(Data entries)
+++
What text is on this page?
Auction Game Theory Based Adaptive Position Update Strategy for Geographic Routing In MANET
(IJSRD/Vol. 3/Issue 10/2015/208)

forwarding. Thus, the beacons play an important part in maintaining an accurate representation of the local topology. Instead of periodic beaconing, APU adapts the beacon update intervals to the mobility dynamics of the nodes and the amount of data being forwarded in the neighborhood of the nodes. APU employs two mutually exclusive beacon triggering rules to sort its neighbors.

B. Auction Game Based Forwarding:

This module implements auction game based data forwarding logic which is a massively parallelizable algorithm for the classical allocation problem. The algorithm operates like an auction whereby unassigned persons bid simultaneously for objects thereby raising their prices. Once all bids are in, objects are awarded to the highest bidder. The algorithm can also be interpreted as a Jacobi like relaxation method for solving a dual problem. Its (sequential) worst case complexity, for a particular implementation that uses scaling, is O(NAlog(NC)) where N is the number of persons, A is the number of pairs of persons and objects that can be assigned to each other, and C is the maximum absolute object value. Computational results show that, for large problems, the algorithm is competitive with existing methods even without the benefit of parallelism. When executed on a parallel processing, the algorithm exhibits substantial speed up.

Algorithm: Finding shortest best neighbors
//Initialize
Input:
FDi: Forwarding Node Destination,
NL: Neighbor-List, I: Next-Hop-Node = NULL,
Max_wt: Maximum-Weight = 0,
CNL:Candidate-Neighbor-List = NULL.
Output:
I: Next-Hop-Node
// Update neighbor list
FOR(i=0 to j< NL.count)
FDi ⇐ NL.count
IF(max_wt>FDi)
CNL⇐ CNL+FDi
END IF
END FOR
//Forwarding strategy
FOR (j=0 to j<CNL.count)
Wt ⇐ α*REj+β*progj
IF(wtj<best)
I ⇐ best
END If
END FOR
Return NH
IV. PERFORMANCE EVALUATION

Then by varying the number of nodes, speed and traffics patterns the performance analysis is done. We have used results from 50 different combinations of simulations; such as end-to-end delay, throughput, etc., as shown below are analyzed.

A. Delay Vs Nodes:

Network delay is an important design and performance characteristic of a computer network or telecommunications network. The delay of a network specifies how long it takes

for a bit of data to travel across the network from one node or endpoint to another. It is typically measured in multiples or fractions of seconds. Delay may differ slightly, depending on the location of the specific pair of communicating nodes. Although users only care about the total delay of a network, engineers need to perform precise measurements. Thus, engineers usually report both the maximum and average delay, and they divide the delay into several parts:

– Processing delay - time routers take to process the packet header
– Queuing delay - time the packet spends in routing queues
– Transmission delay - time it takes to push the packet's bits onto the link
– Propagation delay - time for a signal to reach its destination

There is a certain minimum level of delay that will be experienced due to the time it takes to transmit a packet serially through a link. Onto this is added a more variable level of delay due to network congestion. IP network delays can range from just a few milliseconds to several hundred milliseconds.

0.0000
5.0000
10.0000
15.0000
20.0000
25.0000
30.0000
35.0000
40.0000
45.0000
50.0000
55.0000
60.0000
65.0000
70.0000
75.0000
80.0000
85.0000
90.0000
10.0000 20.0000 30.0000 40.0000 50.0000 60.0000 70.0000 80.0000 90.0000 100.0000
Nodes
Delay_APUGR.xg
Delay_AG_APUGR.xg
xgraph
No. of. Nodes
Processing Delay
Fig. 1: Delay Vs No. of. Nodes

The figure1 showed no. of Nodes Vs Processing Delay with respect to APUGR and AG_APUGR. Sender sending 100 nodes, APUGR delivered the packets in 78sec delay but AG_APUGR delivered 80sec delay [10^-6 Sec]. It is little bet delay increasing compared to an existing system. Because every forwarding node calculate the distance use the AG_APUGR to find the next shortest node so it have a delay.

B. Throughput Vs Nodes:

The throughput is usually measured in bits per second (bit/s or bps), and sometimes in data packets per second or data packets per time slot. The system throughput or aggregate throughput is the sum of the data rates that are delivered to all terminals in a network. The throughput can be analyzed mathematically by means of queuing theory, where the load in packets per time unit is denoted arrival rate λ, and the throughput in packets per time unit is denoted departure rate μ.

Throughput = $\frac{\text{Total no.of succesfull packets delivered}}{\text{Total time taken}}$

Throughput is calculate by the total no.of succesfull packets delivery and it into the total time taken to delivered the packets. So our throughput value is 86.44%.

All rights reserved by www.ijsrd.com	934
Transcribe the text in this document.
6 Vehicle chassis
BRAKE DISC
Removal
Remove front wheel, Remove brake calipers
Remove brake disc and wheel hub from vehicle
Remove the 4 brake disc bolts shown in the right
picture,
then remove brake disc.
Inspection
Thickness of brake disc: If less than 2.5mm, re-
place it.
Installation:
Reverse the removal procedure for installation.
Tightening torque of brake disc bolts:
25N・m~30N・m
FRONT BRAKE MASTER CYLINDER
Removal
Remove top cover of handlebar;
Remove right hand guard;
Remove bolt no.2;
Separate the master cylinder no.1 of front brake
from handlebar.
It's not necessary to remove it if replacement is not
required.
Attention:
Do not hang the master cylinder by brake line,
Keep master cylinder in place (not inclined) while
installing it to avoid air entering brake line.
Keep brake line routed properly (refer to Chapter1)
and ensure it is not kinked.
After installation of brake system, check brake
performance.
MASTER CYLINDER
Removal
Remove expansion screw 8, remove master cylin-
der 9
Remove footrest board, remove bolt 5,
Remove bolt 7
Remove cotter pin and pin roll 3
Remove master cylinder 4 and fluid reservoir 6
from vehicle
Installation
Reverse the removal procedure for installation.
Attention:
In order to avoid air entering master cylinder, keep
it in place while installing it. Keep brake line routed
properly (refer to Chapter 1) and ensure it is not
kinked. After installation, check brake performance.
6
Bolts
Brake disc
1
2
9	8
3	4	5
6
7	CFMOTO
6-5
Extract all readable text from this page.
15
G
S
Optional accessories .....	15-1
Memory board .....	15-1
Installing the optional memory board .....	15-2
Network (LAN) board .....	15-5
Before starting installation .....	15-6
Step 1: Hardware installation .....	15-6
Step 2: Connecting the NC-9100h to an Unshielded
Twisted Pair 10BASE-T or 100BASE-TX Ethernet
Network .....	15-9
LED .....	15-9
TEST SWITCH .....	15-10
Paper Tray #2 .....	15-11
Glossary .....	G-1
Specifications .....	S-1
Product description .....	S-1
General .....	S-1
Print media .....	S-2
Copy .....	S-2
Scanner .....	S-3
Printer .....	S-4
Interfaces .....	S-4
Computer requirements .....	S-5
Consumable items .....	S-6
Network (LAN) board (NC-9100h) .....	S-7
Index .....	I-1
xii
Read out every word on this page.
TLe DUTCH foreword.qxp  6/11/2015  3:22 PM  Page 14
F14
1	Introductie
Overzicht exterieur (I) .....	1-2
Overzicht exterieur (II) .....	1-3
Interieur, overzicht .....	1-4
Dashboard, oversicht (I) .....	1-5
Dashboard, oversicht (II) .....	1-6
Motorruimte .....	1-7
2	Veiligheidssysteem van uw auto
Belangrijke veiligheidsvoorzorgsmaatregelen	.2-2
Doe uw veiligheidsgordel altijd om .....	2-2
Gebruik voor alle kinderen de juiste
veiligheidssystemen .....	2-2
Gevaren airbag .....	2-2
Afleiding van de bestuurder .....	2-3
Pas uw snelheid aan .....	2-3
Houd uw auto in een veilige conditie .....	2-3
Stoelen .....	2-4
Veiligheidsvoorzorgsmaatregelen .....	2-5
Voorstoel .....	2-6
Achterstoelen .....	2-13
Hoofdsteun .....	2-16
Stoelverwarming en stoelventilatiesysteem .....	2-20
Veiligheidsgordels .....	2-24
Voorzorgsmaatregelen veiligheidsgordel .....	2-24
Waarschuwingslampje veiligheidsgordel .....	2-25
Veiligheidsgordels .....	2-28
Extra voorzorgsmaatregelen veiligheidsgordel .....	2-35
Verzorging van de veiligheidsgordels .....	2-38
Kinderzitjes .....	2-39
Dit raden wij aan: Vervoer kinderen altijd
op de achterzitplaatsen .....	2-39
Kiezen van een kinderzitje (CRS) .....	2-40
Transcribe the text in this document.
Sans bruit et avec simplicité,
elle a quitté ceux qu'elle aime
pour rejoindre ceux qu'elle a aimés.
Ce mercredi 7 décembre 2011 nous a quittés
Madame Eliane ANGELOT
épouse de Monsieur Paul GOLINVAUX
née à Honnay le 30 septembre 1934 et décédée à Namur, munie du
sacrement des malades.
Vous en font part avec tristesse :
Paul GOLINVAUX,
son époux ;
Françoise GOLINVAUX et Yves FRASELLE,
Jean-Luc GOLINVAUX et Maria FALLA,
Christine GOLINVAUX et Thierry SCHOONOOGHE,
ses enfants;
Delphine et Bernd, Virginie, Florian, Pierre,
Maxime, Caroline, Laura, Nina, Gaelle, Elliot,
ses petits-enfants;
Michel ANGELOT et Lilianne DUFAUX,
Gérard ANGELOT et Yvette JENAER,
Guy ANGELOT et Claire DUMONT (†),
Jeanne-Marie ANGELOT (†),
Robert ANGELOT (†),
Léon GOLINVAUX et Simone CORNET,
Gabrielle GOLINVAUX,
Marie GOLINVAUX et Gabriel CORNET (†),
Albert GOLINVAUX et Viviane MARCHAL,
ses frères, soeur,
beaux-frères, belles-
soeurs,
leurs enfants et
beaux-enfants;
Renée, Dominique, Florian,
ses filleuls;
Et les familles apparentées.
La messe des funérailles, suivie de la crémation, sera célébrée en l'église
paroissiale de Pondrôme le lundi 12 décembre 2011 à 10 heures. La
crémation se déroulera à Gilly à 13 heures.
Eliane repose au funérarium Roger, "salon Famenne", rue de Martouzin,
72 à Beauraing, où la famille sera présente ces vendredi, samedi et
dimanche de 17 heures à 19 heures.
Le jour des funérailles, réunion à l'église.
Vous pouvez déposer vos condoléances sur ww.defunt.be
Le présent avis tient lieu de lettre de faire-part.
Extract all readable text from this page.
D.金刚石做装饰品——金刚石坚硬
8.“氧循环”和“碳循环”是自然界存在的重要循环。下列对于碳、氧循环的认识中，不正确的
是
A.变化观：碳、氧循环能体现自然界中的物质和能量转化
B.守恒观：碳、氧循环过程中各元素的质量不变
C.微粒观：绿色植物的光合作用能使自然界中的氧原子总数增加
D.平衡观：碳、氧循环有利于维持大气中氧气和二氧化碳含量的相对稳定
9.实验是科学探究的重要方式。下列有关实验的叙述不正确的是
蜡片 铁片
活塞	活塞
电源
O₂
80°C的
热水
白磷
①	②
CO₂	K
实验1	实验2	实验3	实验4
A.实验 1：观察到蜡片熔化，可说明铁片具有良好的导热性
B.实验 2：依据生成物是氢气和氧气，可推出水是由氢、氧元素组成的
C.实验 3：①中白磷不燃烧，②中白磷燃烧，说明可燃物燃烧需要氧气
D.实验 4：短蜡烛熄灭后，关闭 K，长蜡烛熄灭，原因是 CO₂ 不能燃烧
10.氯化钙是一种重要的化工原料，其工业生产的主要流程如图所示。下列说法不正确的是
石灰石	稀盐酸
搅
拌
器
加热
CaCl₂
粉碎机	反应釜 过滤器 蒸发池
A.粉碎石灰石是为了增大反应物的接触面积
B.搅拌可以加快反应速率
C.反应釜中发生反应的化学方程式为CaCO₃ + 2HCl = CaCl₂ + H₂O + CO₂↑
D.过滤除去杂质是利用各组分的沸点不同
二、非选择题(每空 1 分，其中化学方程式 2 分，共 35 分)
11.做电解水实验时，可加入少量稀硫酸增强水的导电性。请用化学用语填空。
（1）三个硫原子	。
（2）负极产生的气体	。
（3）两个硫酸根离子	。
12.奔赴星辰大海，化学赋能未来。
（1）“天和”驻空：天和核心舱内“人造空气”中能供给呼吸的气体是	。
+++
● Goal:
Which lines of the material contain the string "refer"? List each of them.

● Response to this exercise:
Keep brake line routed properly (refer to Chapter1)
properly (refer to Chapter 1) and ensure it is not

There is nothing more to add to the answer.